• _Task requirements_: Search the records for "Cuero". Copy every line where it appears.
* start Task input *
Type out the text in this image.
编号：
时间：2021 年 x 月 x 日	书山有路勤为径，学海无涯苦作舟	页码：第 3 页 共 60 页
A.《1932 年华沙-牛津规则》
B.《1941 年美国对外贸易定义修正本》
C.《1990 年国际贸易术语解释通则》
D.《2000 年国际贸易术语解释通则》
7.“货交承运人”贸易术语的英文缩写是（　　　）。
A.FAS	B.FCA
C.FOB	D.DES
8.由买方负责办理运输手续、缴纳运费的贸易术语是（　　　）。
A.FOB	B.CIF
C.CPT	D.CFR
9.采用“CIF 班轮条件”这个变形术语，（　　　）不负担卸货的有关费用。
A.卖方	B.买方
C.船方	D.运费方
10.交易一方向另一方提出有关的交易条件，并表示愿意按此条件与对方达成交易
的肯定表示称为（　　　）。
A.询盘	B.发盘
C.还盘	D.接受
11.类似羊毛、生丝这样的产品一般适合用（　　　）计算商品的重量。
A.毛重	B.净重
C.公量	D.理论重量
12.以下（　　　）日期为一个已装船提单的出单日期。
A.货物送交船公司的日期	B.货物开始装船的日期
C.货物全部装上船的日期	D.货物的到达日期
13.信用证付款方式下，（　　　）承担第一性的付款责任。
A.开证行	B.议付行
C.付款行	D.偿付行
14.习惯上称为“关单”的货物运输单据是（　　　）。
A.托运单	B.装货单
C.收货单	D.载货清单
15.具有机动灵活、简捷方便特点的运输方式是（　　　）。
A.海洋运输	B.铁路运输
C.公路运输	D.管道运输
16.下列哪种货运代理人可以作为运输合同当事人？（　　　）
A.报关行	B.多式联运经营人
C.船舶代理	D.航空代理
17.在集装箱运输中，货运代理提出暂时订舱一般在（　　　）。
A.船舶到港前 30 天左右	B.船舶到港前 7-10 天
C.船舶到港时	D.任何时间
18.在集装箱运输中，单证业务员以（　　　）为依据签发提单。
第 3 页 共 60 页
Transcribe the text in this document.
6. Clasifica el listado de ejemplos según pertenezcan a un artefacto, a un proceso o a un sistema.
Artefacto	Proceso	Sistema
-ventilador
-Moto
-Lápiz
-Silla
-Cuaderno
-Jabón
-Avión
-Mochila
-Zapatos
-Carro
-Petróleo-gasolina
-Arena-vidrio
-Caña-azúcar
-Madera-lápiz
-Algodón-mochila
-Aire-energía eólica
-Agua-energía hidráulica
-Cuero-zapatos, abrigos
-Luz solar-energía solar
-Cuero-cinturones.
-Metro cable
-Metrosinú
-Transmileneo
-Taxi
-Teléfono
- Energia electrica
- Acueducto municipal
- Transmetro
* end Task input *
• _Output for this task_:
-Cuero-zapatos, abrigos
-Cuero-cinturones.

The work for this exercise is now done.